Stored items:
- - - - - - -

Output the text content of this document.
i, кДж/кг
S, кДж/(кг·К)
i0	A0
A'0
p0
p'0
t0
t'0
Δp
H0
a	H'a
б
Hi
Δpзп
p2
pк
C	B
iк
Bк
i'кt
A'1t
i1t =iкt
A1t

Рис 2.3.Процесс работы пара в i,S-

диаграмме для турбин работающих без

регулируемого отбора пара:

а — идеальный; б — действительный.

- - - - - - -

(REQUIREMENT): The entries above must be returned exactly.

(FULL SOLUTION):
Output the text content of this document.
i, кДж/кг
S, кДж/(кг·К)
i0	A0
A'0
p0
p'0
t0
t'0
Δp
H0
a	H'a
б
Hi
Δpзп
p2
pк
C	B
iк
Bк
i'кt
A'1t
i1t =iкt
A1t

Рис 2.3.Процесс работы пара в i,S-

диаграмме для турбин работающих без

регулируемого отбора пара:

а — идеальный; б — действительный.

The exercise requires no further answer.